Work instructions
Reproduce each record below exactly as written.

Items
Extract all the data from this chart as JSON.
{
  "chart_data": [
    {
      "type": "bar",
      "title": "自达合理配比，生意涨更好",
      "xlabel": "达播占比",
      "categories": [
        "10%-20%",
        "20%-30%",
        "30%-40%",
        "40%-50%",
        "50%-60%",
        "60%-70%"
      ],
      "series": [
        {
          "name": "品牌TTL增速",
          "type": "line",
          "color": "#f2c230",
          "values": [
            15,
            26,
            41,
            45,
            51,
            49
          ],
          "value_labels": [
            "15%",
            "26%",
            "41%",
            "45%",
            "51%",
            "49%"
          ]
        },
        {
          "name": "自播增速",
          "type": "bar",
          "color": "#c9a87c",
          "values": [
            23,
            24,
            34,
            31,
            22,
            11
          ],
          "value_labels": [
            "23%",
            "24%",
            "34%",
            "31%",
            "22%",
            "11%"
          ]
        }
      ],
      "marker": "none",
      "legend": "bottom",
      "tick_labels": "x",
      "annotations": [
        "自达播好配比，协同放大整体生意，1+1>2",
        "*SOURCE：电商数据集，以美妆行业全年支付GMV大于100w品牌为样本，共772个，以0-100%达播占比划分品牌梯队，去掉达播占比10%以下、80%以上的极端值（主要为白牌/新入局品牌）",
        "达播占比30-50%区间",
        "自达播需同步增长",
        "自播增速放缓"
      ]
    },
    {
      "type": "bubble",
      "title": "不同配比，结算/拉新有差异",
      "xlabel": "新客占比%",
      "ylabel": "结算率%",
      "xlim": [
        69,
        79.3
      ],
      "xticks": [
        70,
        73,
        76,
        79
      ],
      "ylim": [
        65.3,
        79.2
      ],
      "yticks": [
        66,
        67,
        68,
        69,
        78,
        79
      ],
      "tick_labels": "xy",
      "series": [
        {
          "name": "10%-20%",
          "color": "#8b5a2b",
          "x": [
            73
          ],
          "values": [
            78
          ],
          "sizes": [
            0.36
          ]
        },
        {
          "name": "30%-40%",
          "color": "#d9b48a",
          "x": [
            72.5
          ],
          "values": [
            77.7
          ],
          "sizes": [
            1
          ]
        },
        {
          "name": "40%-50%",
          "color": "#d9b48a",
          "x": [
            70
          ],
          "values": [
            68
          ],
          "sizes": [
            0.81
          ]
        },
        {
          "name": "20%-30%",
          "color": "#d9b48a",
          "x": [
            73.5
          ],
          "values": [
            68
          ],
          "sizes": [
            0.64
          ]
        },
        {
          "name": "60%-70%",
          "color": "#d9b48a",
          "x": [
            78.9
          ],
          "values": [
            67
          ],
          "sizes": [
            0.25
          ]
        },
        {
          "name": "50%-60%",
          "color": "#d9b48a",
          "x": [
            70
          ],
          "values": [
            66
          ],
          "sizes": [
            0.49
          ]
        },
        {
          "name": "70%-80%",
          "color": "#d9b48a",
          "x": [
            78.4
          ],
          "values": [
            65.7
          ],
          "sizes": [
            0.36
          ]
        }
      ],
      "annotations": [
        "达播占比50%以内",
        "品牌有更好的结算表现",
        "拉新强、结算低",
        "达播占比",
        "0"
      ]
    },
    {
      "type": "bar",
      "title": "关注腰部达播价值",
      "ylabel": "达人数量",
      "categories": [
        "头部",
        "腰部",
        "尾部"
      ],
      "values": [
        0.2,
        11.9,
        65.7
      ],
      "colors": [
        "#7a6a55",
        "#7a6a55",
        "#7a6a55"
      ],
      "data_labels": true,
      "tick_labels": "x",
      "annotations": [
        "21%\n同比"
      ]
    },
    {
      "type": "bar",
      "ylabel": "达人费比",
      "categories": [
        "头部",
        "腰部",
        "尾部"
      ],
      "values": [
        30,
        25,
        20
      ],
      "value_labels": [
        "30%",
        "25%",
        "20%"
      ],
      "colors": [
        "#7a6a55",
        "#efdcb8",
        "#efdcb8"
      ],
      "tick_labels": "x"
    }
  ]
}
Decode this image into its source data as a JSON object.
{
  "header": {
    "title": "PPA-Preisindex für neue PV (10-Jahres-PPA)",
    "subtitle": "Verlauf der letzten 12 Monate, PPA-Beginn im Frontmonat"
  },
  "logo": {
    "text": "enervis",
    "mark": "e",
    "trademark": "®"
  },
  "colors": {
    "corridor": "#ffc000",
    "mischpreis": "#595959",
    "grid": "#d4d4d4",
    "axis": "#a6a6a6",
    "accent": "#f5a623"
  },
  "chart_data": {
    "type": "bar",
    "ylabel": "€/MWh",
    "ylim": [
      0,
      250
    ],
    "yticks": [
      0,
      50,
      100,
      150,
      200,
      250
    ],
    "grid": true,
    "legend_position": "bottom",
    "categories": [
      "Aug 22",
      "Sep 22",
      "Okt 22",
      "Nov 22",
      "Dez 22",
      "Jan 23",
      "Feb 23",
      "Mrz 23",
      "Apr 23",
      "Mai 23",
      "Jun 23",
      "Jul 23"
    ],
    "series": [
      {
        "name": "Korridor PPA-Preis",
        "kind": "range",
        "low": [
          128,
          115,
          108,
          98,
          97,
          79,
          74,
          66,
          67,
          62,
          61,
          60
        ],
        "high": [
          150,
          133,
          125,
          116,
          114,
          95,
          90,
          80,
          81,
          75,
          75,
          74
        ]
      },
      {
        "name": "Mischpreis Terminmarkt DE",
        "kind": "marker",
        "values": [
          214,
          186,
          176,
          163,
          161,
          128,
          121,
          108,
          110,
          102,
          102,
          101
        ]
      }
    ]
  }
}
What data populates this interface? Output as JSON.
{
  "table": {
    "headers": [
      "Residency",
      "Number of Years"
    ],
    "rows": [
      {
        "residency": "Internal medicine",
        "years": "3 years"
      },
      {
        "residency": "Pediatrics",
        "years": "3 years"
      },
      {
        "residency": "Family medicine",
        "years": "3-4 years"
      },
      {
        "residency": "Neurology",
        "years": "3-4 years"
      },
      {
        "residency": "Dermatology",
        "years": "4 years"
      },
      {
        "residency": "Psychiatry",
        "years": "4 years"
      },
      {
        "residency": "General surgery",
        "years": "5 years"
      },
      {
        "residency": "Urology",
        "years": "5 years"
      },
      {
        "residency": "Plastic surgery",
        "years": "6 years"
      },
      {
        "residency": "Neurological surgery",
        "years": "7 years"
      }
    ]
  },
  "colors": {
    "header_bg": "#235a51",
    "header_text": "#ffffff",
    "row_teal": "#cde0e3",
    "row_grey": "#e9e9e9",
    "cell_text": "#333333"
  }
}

Task answer
Extract all the data from this chart as JSON.
{
  "chart_data": [
    {
      "type": "bar",
      "title": "自达合理配比，生意涨更好",
      "xlabel": "达播占比",
      "categories": [
        "10%-20%",
        "20%-30%",
        "30%-40%",
        "40%-50%",
        "50%-60%",
        "60%-70%"
      ],
      "series": [
        {
          "name": "品牌TTL增速",
          "type": "line",
          "color": "#f2c230",
          "values": [
            15,
            26,
            41,
            45,
            51,
            49
          ],
          "value_labels": [
            "15%",
            "26%",
            "41%",
            "45%",
            "51%",
            "49%"
          ]
        },
        {
          "name": "自播增速",
          "type": "bar",
          "color": "#c9a87c",
          "values": [
            23,
            24,
            34,
            31,
            22,
            11
          ],
          "value_labels": [
            "23%",
            "24%",
            "34%",
            "31%",
            "22%",
            "11%"
          ]
        }
      ],
      "marker": "none",
      "legend": "bottom",
      "tick_labels": "x",
      "annotations": [
        "自达播好配比，协同放大整体生意，1+1>2",
        "*SOURCE：电商数据集，以美妆行业全年支付GMV大于100w品牌为样本，共772个，以0-100%达播占比划分品牌梯队，去掉达播占比10%以下、80%以上的极端值（主要为白牌/新入局品牌）",
        "达播占比30-50%区间",
        "自达播需同步增长",
        "自播增速放缓"
      ]
    },
    {
      "type": "bubble",
      "title": "不同配比，结算/拉新有差异",
      "xlabel": "新客占比%",
      "ylabel": "结算率%",
      "xlim": [
        69,
        79.3
      ],
      "xticks": [
        70,
        73,
        76,
        79
      ],
      "ylim": [
        65.3,
        79.2
      ],
      "yticks": [
        66,
        67,
        68,
        69,
        78,
        79
      ],
      "tick_labels": "xy",
      "series": [
        {
          "name": "10%-20%",
          "color": "#8b5a2b",
          "x": [
            73
          ],
          "values": [
            78
          ],
          "sizes": [
            0.36
          ]
        },
        {
          "name": "30%-40%",
          "color": "#d9b48a",
          "x": [
            72.5
          ],
          "values": [
            77.7
          ],
          "sizes": [
            1
          ]
        },
        {
          "name": "40%-50%",
          "color": "#d9b48a",
          "x": [
            70
          ],
          "values": [
            68
          ],
          "sizes": [
            0.81
          ]
        },
        {
          "name": "20%-30%",
          "color": "#d9b48a",
          "x": [
            73.5
          ],
          "values": [
            68
          ],
          "sizes": [
            0.64
          ]
        },
        {
          "name": "60%-70%",
          "color": "#d9b48a",
          "x": [
            78.9
          ],
          "values": [
            67
          ],
          "sizes": [
            0.25
          ]
        },
        {
          "name": "50%-60%",
          "color": "#d9b48a",
          "x": [
            70
          ],
          "values": [
            66
          ],
          "sizes": [
            0.49
          ]
        },
        {
          "name": "70%-80%",
          "color": "#d9b48a",
          "x": [
            78.4
          ],
          "values": [
            65.7
          ],
          "sizes": [
            0.36
          ]
        }
      ],
      "annotations": [
        "达播占比50%以内",
        "品牌有更好的结算表现",
        "拉新强、结算低",
        "达播占比",
        "0"
      ]
    },
    {
      "type": "bar",
      "title": "关注腰部达播价值",
      "ylabel": "达人数量",
      "categories": [
        "头部",
        "腰部",
        "尾部"
      ],
      "values": [
        0.2,
        11.9,
        65.7
      ],
      "colors": [
        "#7a6a55",
        "#7a6a55",
        "#7a6a55"
      ],
      "data_labels": true,
      "tick_labels": "x",
      "annotations": [
        "21%\n同比"
      ]
    },
    {
      "type": "bar",
      "ylabel": "达人费比",
      "categories": [
        "头部",
        "腰部",
        "尾部"
      ],
      "values": [
        30,
        25,
        20
      ],
      "value_labels": [
        "30%",
        "25%",
        "20%"
      ],
      "colors": [
        "#7a6a55",
        "#efdcb8",
        "#efdcb8"
      ],
      "tick_labels": "x"
    }
  ]
}
Decode this image into its source data as a JSON object.
{
  "header": {
    "title": "PPA-Preisindex für neue PV (10-Jahres-PPA)",
    "subtitle": "Verlauf der letzten 12 Monate, PPA-Beginn im Frontmonat"
  },
  "logo": {
    "text": "enervis",
    "mark": "e",
    "trademark": "®"
  },
  "colors": {
    "corridor": "#ffc000",
    "mischpreis": "#595959",
    "grid": "#d4d4d4",
    "axis": "#a6a6a6",
    "accent": "#f5a623"
  },
  "chart_data": {
    "type": "bar",
    "ylabel": "€/MWh",
    "ylim": [
      0,
      250
    ],
    "yticks": [
      0,
      50,
      100,
      150,
      200,
      250
    ],
    "grid": true,
    "legend_position": "bottom",
    "categories": [
      "Aug 22",
      "Sep 22",
      "Okt 22",
      "Nov 22",
      "Dez 22",
      "Jan 23",
      "Feb 23",
      "Mrz 23",
      "Apr 23",
      "Mai 23",
      "Jun 23",
      "Jul 23"
    ],
    "series": [
      {
        "name": "Korridor PPA-Preis",
        "kind": "range",
        "low": [
          128,
          115,
          108,
          98,
          97,
          79,
          74,
          66,
          67,
          62,
          61,
          60
        ],
        "high": [
          150,
          133,
          125,
          116,
          114,
          95,
          90,
          80,
          81,
          75,
          75,
          74
        ]
      },
      {
        "name": "Mischpreis Terminmarkt DE",
        "kind": "marker",
        "values": [
          214,
          186,
          176,
          163,
          161,
          128,
          121,
          108,
          110,
          102,
          102,
          101
        ]
      }
    ]
  }
}
What data populates this interface? Output as JSON.
{
  "table": {
    "headers": [
      "Residency",
      "Number of Years"
    ],
    "rows": [
      {
        "residency": "Internal medicine",
        "years": "3 years"
      },
      {
        "residency": "Pediatrics",
        "years": "3 years"
      },
      {
        "residency": "Family medicine",
        "years": "3-4 years"
      },
      {
        "residency": "Neurology",
        "years": "3-4 years"
      },
      {
        "residency": "Dermatology",
        "years": "4 years"
      },
      {
        "residency": "Psychiatry",
        "years": "4 years"
      },
      {
        "residency": "General surgery",
        "years": "5 years"
      },
      {
        "residency": "Urology",
        "years": "5 years"
      },
      {
        "residency": "Plastic surgery",
        "years": "6 years"
      },
      {
        "residency": "Neurological surgery",
        "years": "7 years"
      }
    ]
  },
  "colors": {
    "header_bg": "#235a51",
    "header_text": "#ffffff",
    "row_teal": "#cde0e3",
    "row_grey": "#e9e9e9",
    "cell_text": "#333333"
  }
}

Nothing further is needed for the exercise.